Exercise:
Copy out every record below exactly as written, but leave out any pictures.

Items:

--- begin ---

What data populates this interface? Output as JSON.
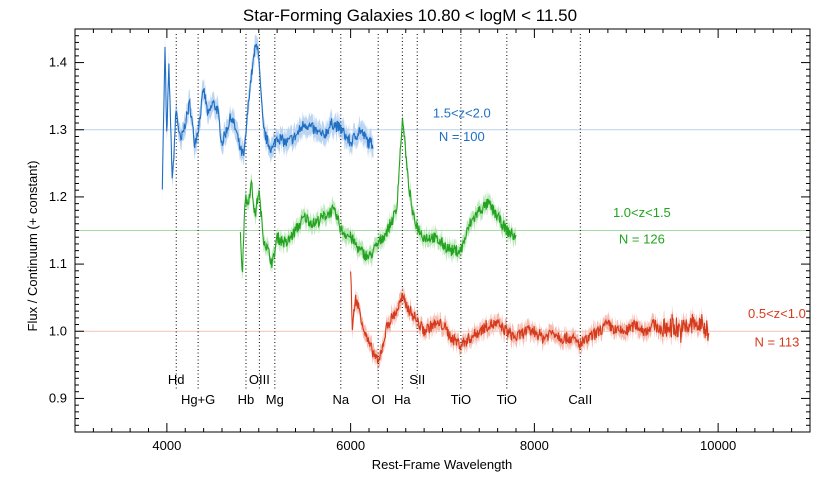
{
  "chart_data": {
    "type": "line",
    "title": "Star-Forming Galaxies   10.80 < logM < 11.50",
    "xlabel": "Rest-Frame Wavelength",
    "ylabel": "Flux / Continuum  (+ constant)",
    "xlim": [
      3000,
      11000
    ],
    "ylim": [
      0.85,
      1.45
    ],
    "x_ticks": [
      4000,
      6000,
      8000,
      10000
    ],
    "y_ticks": [
      0.9,
      1.0,
      1.1,
      1.2,
      1.3,
      1.4
    ],
    "grid": false,
    "colors": {
      "blue": "#1f6fc4",
      "green": "#22a31f",
      "red": "#d63a1c",
      "blue_band": "#a9c9ee",
      "green_band": "#a8e0a5",
      "red_band": "#f2a99a"
    },
    "series": [
      {
        "name": "1.5<z<2.0",
        "count_label": "N = 100",
        "color": "#1f6fc4",
        "baseline": 1.3,
        "x_range": [
          3950,
          6250
        ],
        "points": [
          [
            3950,
            1.22
          ],
          [
            3980,
            1.42
          ],
          [
            4000,
            1.28
          ],
          [
            4020,
            1.4
          ],
          [
            4060,
            1.22
          ],
          [
            4100,
            1.33
          ],
          [
            4150,
            1.28
          ],
          [
            4200,
            1.31
          ],
          [
            4250,
            1.34
          ],
          [
            4300,
            1.28
          ],
          [
            4340,
            1.3
          ],
          [
            4400,
            1.36
          ],
          [
            4450,
            1.32
          ],
          [
            4500,
            1.34
          ],
          [
            4550,
            1.33
          ],
          [
            4600,
            1.28
          ],
          [
            4650,
            1.3
          ],
          [
            4700,
            1.32
          ],
          [
            4750,
            1.3
          ],
          [
            4800,
            1.27
          ],
          [
            4840,
            1.26
          ],
          [
            4870,
            1.31
          ],
          [
            4900,
            1.36
          ],
          [
            4930,
            1.39
          ],
          [
            4960,
            1.42
          ],
          [
            4990,
            1.43
          ],
          [
            5010,
            1.38
          ],
          [
            5050,
            1.3
          ],
          [
            5100,
            1.28
          ],
          [
            5150,
            1.27
          ],
          [
            5200,
            1.29
          ],
          [
            5300,
            1.28
          ],
          [
            5400,
            1.29
          ],
          [
            5500,
            1.31
          ],
          [
            5600,
            1.3
          ],
          [
            5700,
            1.29
          ],
          [
            5800,
            1.31
          ],
          [
            5900,
            1.3
          ],
          [
            6000,
            1.28
          ],
          [
            6100,
            1.3
          ],
          [
            6200,
            1.28
          ],
          [
            6250,
            1.28
          ]
        ]
      },
      {
        "name": "1.0<z<1.5",
        "count_label": "N = 126",
        "color": "#22a31f",
        "baseline": 1.15,
        "x_range": [
          4800,
          7800
        ],
        "points": [
          [
            4800,
            1.15
          ],
          [
            4820,
            1.08
          ],
          [
            4850,
            1.2
          ],
          [
            4880,
            1.19
          ],
          [
            4920,
            1.22
          ],
          [
            4960,
            1.17
          ],
          [
            5000,
            1.21
          ],
          [
            5050,
            1.14
          ],
          [
            5100,
            1.12
          ],
          [
            5150,
            1.1
          ],
          [
            5200,
            1.14
          ],
          [
            5300,
            1.13
          ],
          [
            5400,
            1.15
          ],
          [
            5500,
            1.17
          ],
          [
            5600,
            1.16
          ],
          [
            5700,
            1.17
          ],
          [
            5800,
            1.18
          ],
          [
            5850,
            1.17
          ],
          [
            5900,
            1.15
          ],
          [
            6000,
            1.14
          ],
          [
            6100,
            1.12
          ],
          [
            6200,
            1.11
          ],
          [
            6300,
            1.13
          ],
          [
            6400,
            1.15
          ],
          [
            6500,
            1.18
          ],
          [
            6560,
            1.31
          ],
          [
            6580,
            1.3
          ],
          [
            6620,
            1.23
          ],
          [
            6680,
            1.17
          ],
          [
            6750,
            1.15
          ],
          [
            6800,
            1.14
          ],
          [
            6900,
            1.14
          ],
          [
            7000,
            1.13
          ],
          [
            7100,
            1.12
          ],
          [
            7200,
            1.12
          ],
          [
            7300,
            1.16
          ],
          [
            7400,
            1.18
          ],
          [
            7500,
            1.19
          ],
          [
            7600,
            1.17
          ],
          [
            7700,
            1.15
          ],
          [
            7800,
            1.14
          ]
        ]
      },
      {
        "name": "0.5<z<1.0",
        "count_label": "N = 113",
        "color": "#d63a1c",
        "baseline": 1.0,
        "x_range": [
          6000,
          9900
        ],
        "points": [
          [
            6000,
            1.09
          ],
          [
            6020,
            1.0
          ],
          [
            6050,
            1.05
          ],
          [
            6100,
            1.03
          ],
          [
            6150,
            1.0
          ],
          [
            6200,
            0.98
          ],
          [
            6280,
            0.96
          ],
          [
            6300,
            0.95
          ],
          [
            6350,
            0.98
          ],
          [
            6400,
            1.01
          ],
          [
            6450,
            1.02
          ],
          [
            6500,
            1.03
          ],
          [
            6560,
            1.05
          ],
          [
            6600,
            1.04
          ],
          [
            6650,
            1.03
          ],
          [
            6700,
            1.02
          ],
          [
            6800,
            1.0
          ],
          [
            6900,
            1.01
          ],
          [
            7000,
            1.01
          ],
          [
            7100,
            0.99
          ],
          [
            7200,
            0.98
          ],
          [
            7300,
            0.99
          ],
          [
            7400,
            1.0
          ],
          [
            7500,
            1.01
          ],
          [
            7600,
            1.01
          ],
          [
            7700,
            1.0
          ],
          [
            7800,
            0.99
          ],
          [
            7900,
            1.0
          ],
          [
            8000,
            1.0
          ],
          [
            8100,
            0.99
          ],
          [
            8200,
            1.0
          ],
          [
            8300,
            0.99
          ],
          [
            8400,
            0.99
          ],
          [
            8500,
            0.98
          ],
          [
            8600,
            0.99
          ],
          [
            8700,
            1.0
          ],
          [
            8800,
            1.01
          ],
          [
            8900,
            1.0
          ],
          [
            9000,
            1.0
          ],
          [
            9100,
            1.01
          ],
          [
            9200,
            1.0
          ],
          [
            9300,
            1.01
          ],
          [
            9400,
            1.0
          ],
          [
            9500,
            1.01
          ],
          [
            9600,
            1.0
          ],
          [
            9700,
            1.01
          ],
          [
            9800,
            1.01
          ],
          [
            9900,
            1.0
          ]
        ]
      }
    ],
    "lines": [
      {
        "name": "Hd",
        "wavelength": 4102,
        "label_row": "upper"
      },
      {
        "name": "Hg+G",
        "wavelength": 4340,
        "label_row": "lower"
      },
      {
        "name": "Hb",
        "wavelength": 4861,
        "label_row": "lower"
      },
      {
        "name": "OIII",
        "wavelength": 5007,
        "label_row": "upper"
      },
      {
        "name": "Mg",
        "wavelength": 5175,
        "label_row": "lower"
      },
      {
        "name": "Na",
        "wavelength": 5893,
        "label_row": "lower"
      },
      {
        "name": "OI",
        "wavelength": 6300,
        "label_row": "lower"
      },
      {
        "name": "Ha",
        "wavelength": 6563,
        "label_row": "lower"
      },
      {
        "name": "SII",
        "wavelength": 6725,
        "label_row": "upper"
      },
      {
        "name": "TiO",
        "wavelength": 7200,
        "label_row": "lower"
      },
      {
        "name": "TiO",
        "wavelength": 7700,
        "label_row": "lower"
      },
      {
        "name": "CaII",
        "wavelength": 8500,
        "label_row": "lower"
      }
    ]
  }
}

--- end ---

Worked answer:
What data populates this interface? Output as JSON.
{
  "chart_data": {
    "type": "line",
    "title": "Star-Forming Galaxies   10.80 < logM < 11.50",
    "xlabel": "Rest-Frame Wavelength",
    "ylabel": "Flux / Continuum  (+ constant)",
    "xlim": [
      3000,
      11000
    ],
    "ylim": [
      0.85,
      1.45
    ],
    "x_ticks": [
      4000,
      6000,
      8000,
      10000
    ],
    "y_ticks": [
      0.9,
      1.0,
      1.1,
      1.2,
      1.3,
      1.4
    ],
    "grid": false,
    "colors": {
      "blue": "#1f6fc4",
      "green": "#22a31f",
      "red": "#d63a1c",
      "blue_band": "#a9c9ee",
      "green_band": "#a8e0a5",
      "red_band": "#f2a99a"
    },
    "series": [
      {
        "name": "1.5<z<2.0",
        "count_label": "N = 100",
        "color": "#1f6fc4",
        "baseline": 1.3,
        "x_range": [
          3950,
          6250
        ],
        "points": [
          [
            3950,
            1.22
          ],
          [
            3980,
            1.42
          ],
          [
            4000,
            1.28
          ],
          [
            4020,
            1.4
          ],
          [
            4060,
            1.22
          ],
          [
            4100,
            1.33
          ],
          [
            4150,
            1.28
          ],
          [
            4200,
            1.31
          ],
          [
            4250,
            1.34
          ],
          [
            4300,
            1.28
          ],
          [
            4340,
            1.3
          ],
          [
            4400,
            1.36
          ],
          [
            4450,
            1.32
          ],
          [
            4500,
            1.34
          ],
          [
            4550,
            1.33
          ],
          [
            4600,
            1.28
          ],
          [
            4650,
            1.3
          ],
          [
            4700,
            1.32
          ],
          [
            4750,
            1.3
          ],
          [
            4800,
            1.27
          ],
          [
            4840,
            1.26
          ],
          [
            4870,
            1.31
          ],
          [
            4900,
            1.36
          ],
          [
            4930,
            1.39
          ],
          [
            4960,
            1.42
          ],
          [
            4990,
            1.43
          ],
          [
            5010,
            1.38
          ],
          [
            5050,
            1.3
          ],
          [
            5100,
            1.28
          ],
          [
            5150,
            1.27
          ],
          [
            5200,
            1.29
          ],
          [
            5300,
            1.28
          ],
          [
            5400,
            1.29
          ],
          [
            5500,
            1.31
          ],
          [
            5600,
            1.3
          ],
          [
            5700,
            1.29
          ],
          [
            5800,
            1.31
          ],
          [
            5900,
            1.3
          ],
          [
            6000,
            1.28
          ],
          [
            6100,
            1.3
          ],
          [
            6200,
            1.28
          ],
          [
            6250,
            1.28
          ]
        ]
      },
      {
        "name": "1.0<z<1.5",
        "count_label": "N = 126",
        "color": "#22a31f",
        "baseline": 1.15,
        "x_range": [
          4800,
          7800
        ],
        "points": [
          [
            4800,
            1.15
          ],
          [
            4820,
            1.08
          ],
          [
            4850,
            1.2
          ],
          [
            4880,
            1.19
          ],
          [
            4920,
            1.22
          ],
          [
            4960,
            1.17
          ],
          [
            5000,
            1.21
          ],
          [
            5050,
            1.14
          ],
          [
            5100,
            1.12
          ],
          [
            5150,
            1.1
          ],
          [
            5200,
            1.14
          ],
          [
            5300,
            1.13
          ],
          [
            5400,
            1.15
          ],
          [
            5500,
            1.17
          ],
          [
            5600,
            1.16
          ],
          [
            5700,
            1.17
          ],
          [
            5800,
            1.18
          ],
          [
            5850,
            1.17
          ],
          [
            5900,
            1.15
          ],
          [
            6000,
            1.14
          ],
          [
            6100,
            1.12
          ],
          [
            6200,
            1.11
          ],
          [
            6300,
            1.13
          ],
          [
            6400,
            1.15
          ],
          [
            6500,
            1.18
          ],
          [
            6560,
            1.31
          ],
          [
            6580,
            1.3
          ],
          [
            6620,
            1.23
          ],
          [
            6680,
            1.17
          ],
          [
            6750,
            1.15
          ],
          [
            6800,
            1.14
          ],
          [
            6900,
            1.14
          ],
          [
            7000,
            1.13
          ],
          [
            7100,
            1.12
          ],
          [
            7200,
            1.12
          ],
          [
            7300,
            1.16
          ],
          [
            7400,
            1.18
          ],
          [
            7500,
            1.19
          ],
          [
            7600,
            1.17
          ],
          [
            7700,
            1.15
          ],
          [
            7800,
            1.14
          ]
        ]
      },
      {
        "name": "0.5<z<1.0",
        "count_label": "N = 113",
        "color": "#d63a1c",
        "baseline": 1.0,
        "x_range": [
          6000,
          9900
        ],
        "points": [
          [
            6000,
            1.09
          ],
          [
            6020,
            1.0
          ],
          [
            6050,
            1.05
          ],
          [
            6100,
            1.03
          ],
          [
            6150,
            1.0
          ],
          [
            6200,
            0.98
          ],
          [
            6280,
            0.96
          ],
          [
            6300,
            0.95
          ],
          [
            6350,
            0.98
          ],
          [
            6400,
            1.01
          ],
          [
            6450,
            1.02
          ],
          [
            6500,
            1.03
          ],
          [
            6560,
            1.05
          ],
          [
            6600,
            1.04
          ],
          [
            6650,
            1.03
          ],
          [
            6700,
            1.02
          ],
          [
            6800,
            1.0
          ],
          [
            6900,
            1.01
          ],
          [
            7000,
            1.01
          ],
          [
            7100,
            0.99
          ],
          [
            7200,
            0.98
          ],
          [
            7300,
            0.99
          ],
          [
            7400,
            1.0
          ],
          [
            7500,
            1.01
          ],
          [
            7600,
            1.01
          ],
          [
            7700,
            1.0
          ],
          [
            7800,
            0.99
          ],
          [
            7900,
            1.0
          ],
          [
            8000,
            1.0
          ],
          [
            8100,
            0.99
          ],
          [
            8200,
            1.0
          ],
          [
            8300,
            0.99
          ],
          [
            8400,
            0.99
          ],
          [
            8500,
            0.98
          ],
          [
            8600,
            0.99
          ],
          [
            8700,
            1.0
          ],
          [
            8800,
            1.01
          ],
          [
            8900,
            1.0
          ],
          [
            9000,
            1.0
          ],
          [
            9100,
            1.01
          ],
          [
            9200,
            1.0
          ],
          [
            9300,
            1.01
          ],
          [
            9400,
            1.0
          ],
          [
            9500,
            1.01
          ],
          [
            9600,
            1.0
          ],
          [
            9700,
            1.01
          ],
          [
            9800,
            1.01
          ],
          [
            9900,
            1.0
          ]
        ]
      }
    ],
    "lines": [
      {
        "name": "Hd",
        "wavelength": 4102,
        "label_row": "upper"
      },
      {
        "name": "Hg+G",
        "wavelength": 4340,
        "label_row": "lower"
      },
      {
        "name": "Hb",
        "wavelength": 4861,
        "label_row": "lower"
      },
      {
        "name": "OIII",
        "wavelength": 5007,
        "label_row": "upper"
      },
      {
        "name": "Mg",
        "wavelength": 5175,
        "label_row": "lower"
      },
      {
        "name": "Na",
        "wavelength": 5893,
        "label_row": "lower"
      },
      {
        "name": "OI",
        "wavelength": 6300,
        "label_row": "lower"
      },
      {
        "name": "Ha",
        "wavelength": 6563,
        "label_row": "lower"
      },
      {
        "name": "SII",
        "wavelength": 6725,
        "label_row": "upper"
      },
      {
        "name": "TiO",
        "wavelength": 7200,
        "label_row": "lower"
      },
      {
        "name": "TiO",
        "wavelength": 7700,
        "label_row": "lower"
      },
      {
        "name": "CaII",
        "wavelength": 8500,
        "label_row": "lower"
      }
    ]
  }
}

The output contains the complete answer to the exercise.